### The request
Copy each line holding the string "État".

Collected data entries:
— start —

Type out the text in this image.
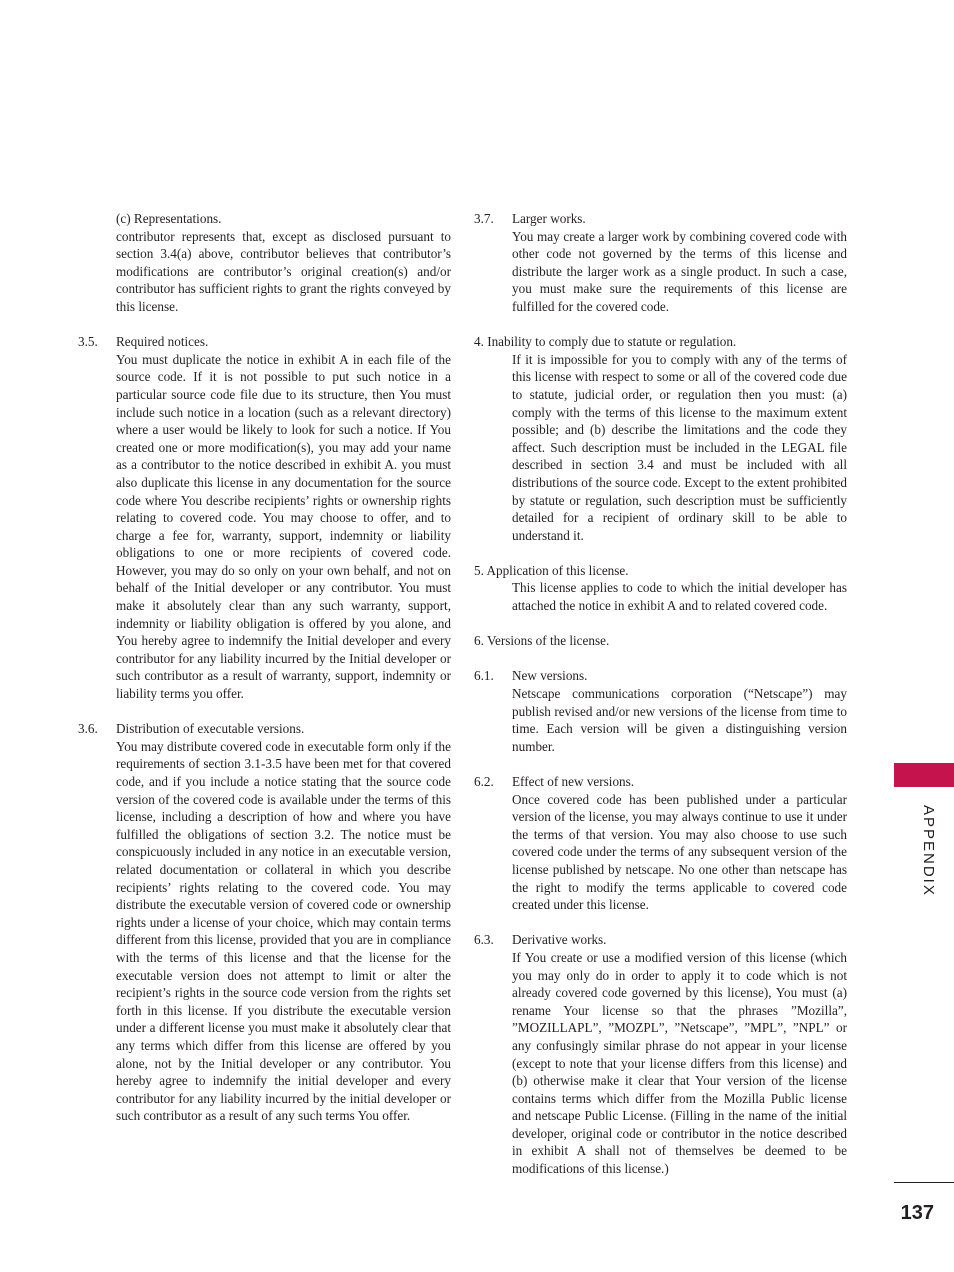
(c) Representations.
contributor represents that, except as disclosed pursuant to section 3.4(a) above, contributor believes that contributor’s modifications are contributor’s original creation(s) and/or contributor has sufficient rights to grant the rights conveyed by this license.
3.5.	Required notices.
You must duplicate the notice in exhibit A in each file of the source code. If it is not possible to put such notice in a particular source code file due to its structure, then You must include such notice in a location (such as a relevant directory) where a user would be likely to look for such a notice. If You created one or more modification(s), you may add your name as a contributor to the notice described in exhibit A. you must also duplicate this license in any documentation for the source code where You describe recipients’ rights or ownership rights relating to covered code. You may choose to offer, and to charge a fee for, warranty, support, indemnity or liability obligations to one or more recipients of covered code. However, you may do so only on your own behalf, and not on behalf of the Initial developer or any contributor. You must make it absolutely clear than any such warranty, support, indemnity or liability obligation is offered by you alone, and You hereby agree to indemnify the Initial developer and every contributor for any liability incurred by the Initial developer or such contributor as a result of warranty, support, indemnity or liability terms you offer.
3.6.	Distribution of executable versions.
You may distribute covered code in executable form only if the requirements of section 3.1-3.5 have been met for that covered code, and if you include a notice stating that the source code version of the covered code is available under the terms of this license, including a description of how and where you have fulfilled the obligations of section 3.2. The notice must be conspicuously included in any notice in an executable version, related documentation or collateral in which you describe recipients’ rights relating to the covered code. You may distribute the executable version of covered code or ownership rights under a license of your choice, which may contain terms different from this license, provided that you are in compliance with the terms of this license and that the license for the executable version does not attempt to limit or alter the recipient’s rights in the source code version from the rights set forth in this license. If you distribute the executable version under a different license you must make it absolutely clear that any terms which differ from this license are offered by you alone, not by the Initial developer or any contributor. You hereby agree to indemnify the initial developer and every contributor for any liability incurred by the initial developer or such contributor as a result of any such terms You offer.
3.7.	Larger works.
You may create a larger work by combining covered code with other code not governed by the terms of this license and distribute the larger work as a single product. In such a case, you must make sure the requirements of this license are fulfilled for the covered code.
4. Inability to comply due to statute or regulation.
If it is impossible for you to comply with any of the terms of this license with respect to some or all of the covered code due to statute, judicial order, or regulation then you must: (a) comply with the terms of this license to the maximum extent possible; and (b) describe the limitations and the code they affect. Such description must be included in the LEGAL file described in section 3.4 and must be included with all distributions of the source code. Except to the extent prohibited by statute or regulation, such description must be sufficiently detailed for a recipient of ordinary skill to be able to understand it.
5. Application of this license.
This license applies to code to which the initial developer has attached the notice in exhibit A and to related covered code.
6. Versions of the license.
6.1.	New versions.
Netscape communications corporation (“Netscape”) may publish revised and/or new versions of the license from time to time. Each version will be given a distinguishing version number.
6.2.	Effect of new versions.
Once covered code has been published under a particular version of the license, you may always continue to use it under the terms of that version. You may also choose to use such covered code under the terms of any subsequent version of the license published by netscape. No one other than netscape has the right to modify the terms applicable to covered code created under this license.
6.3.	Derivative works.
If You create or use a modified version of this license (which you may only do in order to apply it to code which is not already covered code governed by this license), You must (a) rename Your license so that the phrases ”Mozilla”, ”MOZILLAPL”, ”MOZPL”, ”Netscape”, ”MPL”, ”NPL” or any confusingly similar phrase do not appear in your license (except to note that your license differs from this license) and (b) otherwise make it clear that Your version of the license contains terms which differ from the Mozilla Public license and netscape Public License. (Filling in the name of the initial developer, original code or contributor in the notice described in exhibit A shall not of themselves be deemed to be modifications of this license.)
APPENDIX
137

— end —
— start —

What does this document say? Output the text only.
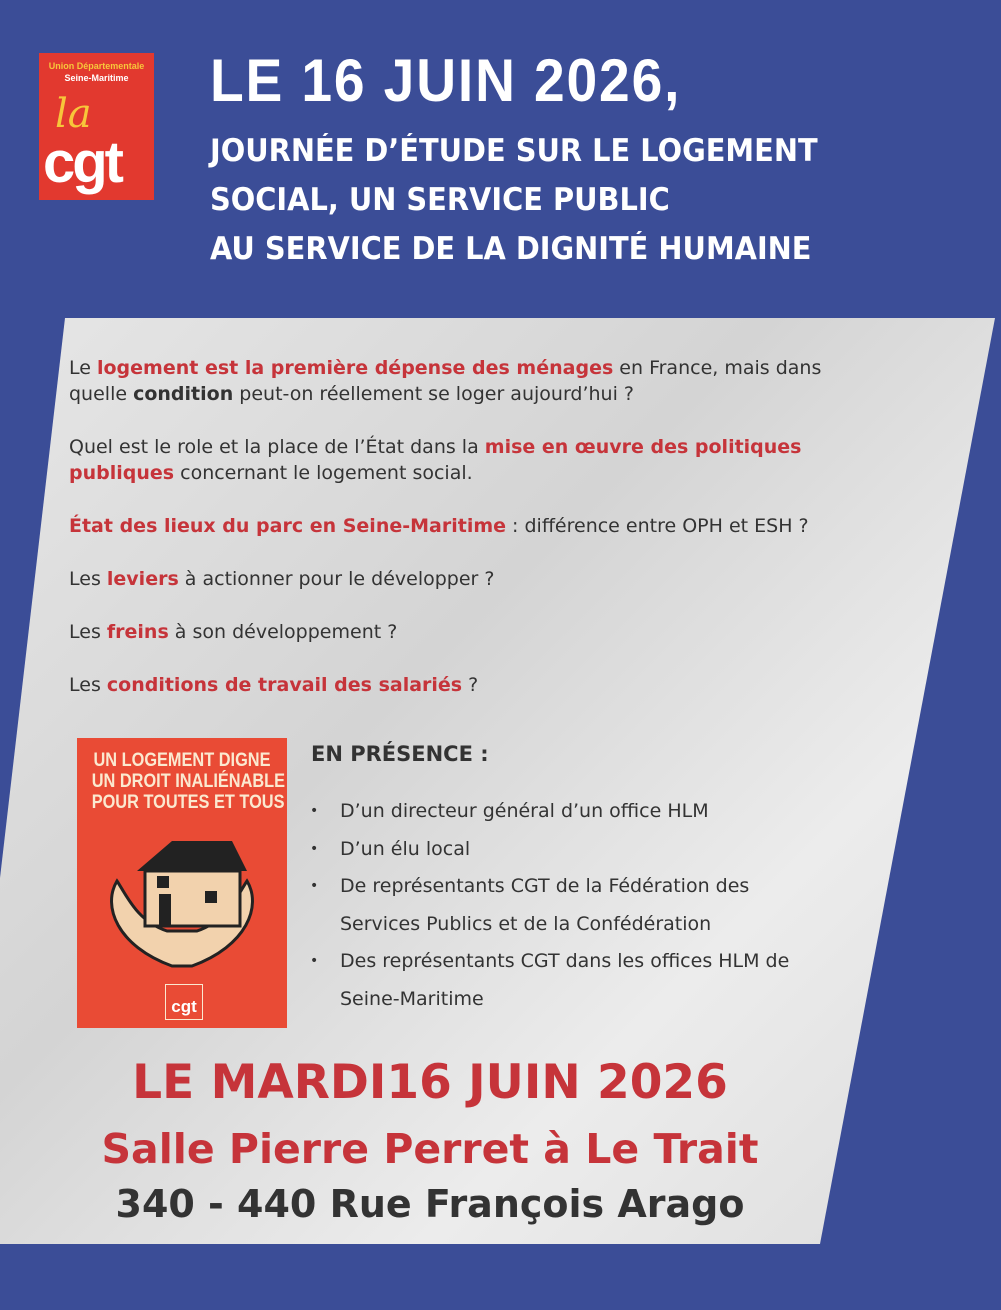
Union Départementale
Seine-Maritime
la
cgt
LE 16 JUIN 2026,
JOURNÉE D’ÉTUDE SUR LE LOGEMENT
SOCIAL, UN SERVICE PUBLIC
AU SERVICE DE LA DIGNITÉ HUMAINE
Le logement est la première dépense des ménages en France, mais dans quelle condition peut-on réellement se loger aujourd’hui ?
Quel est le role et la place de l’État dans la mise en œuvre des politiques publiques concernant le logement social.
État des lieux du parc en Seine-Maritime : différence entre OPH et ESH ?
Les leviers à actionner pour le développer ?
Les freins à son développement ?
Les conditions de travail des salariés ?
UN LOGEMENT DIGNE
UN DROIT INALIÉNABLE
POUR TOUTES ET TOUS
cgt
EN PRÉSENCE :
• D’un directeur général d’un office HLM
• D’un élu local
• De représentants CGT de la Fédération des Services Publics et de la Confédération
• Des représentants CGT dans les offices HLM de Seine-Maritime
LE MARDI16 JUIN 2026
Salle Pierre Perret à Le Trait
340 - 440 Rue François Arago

— end —
— start —

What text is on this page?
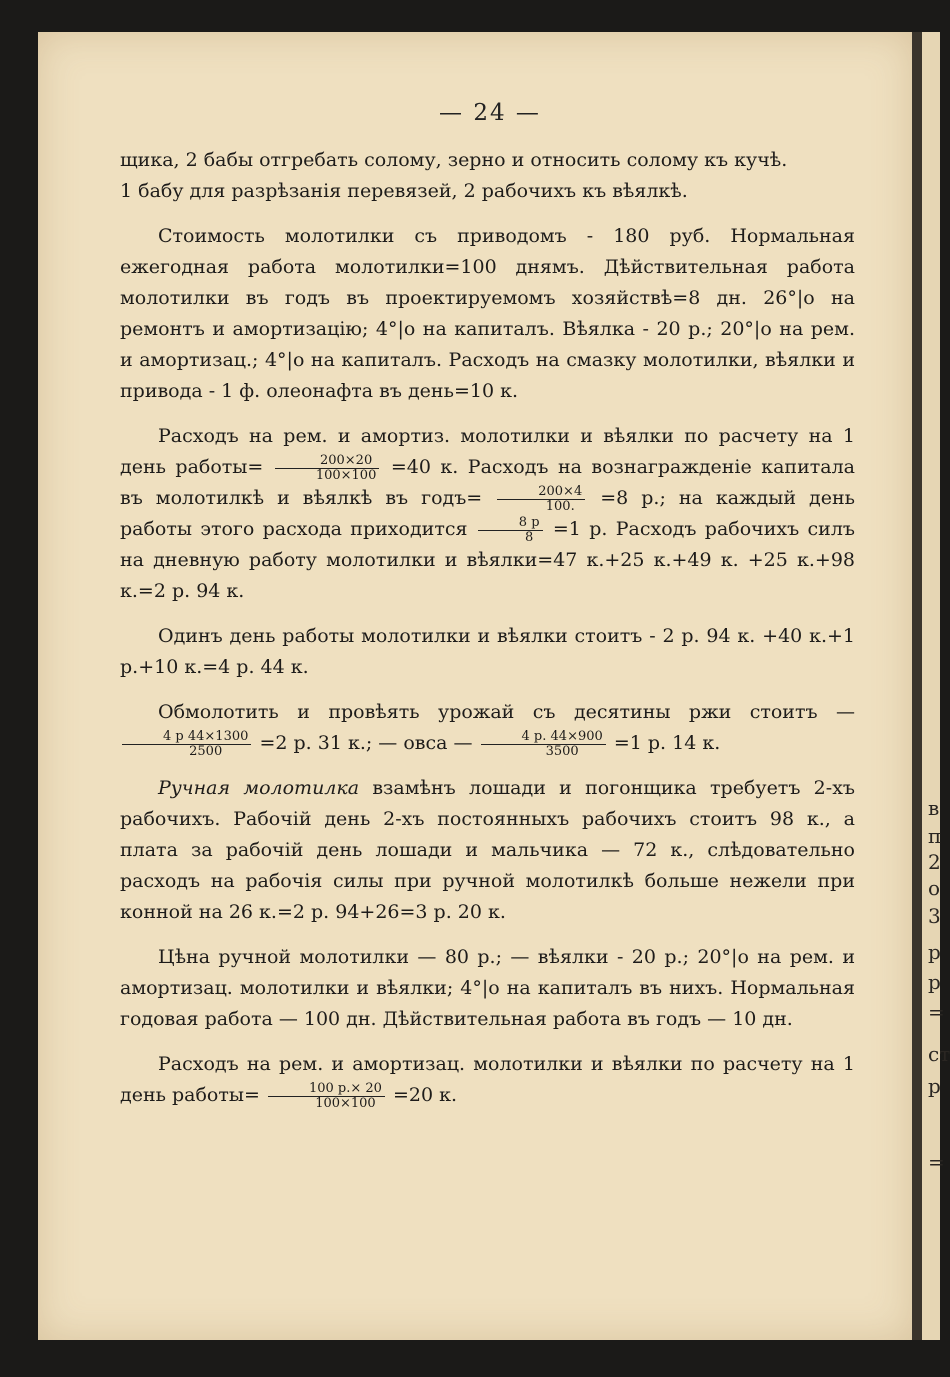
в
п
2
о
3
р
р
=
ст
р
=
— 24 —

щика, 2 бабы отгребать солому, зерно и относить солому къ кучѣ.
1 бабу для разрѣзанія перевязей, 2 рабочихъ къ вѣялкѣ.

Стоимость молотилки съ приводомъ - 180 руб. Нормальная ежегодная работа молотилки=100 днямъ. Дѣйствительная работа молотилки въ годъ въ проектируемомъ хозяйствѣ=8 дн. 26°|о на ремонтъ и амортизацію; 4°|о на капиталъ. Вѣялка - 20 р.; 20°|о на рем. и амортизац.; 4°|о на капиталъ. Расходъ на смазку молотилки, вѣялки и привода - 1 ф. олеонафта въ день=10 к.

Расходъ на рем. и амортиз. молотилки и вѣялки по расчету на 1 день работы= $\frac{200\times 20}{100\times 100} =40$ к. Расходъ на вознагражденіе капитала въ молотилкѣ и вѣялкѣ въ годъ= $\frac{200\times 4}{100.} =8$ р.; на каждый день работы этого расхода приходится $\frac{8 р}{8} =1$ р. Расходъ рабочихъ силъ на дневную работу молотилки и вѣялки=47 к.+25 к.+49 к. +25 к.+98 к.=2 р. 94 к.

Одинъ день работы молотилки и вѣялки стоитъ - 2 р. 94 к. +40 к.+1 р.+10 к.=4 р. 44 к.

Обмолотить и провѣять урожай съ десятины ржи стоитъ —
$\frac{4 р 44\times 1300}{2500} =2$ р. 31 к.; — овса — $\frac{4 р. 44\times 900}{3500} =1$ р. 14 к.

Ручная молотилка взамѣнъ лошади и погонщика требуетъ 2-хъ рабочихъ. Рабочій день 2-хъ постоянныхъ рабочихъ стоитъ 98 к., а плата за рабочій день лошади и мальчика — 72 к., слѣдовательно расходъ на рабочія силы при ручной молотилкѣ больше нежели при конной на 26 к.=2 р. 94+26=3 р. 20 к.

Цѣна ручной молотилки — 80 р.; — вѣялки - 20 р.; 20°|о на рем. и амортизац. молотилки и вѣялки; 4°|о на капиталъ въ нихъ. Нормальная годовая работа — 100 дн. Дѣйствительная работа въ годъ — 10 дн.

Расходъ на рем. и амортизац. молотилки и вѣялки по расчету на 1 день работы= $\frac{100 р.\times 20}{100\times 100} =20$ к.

— end —

### Answer to the exercise
Quel est le role et la place de l’État dans la mise en œuvre des politiques publiques concernant le logement social.
État des lieux du parc en Seine-Maritime : différence entre OPH et ESH ?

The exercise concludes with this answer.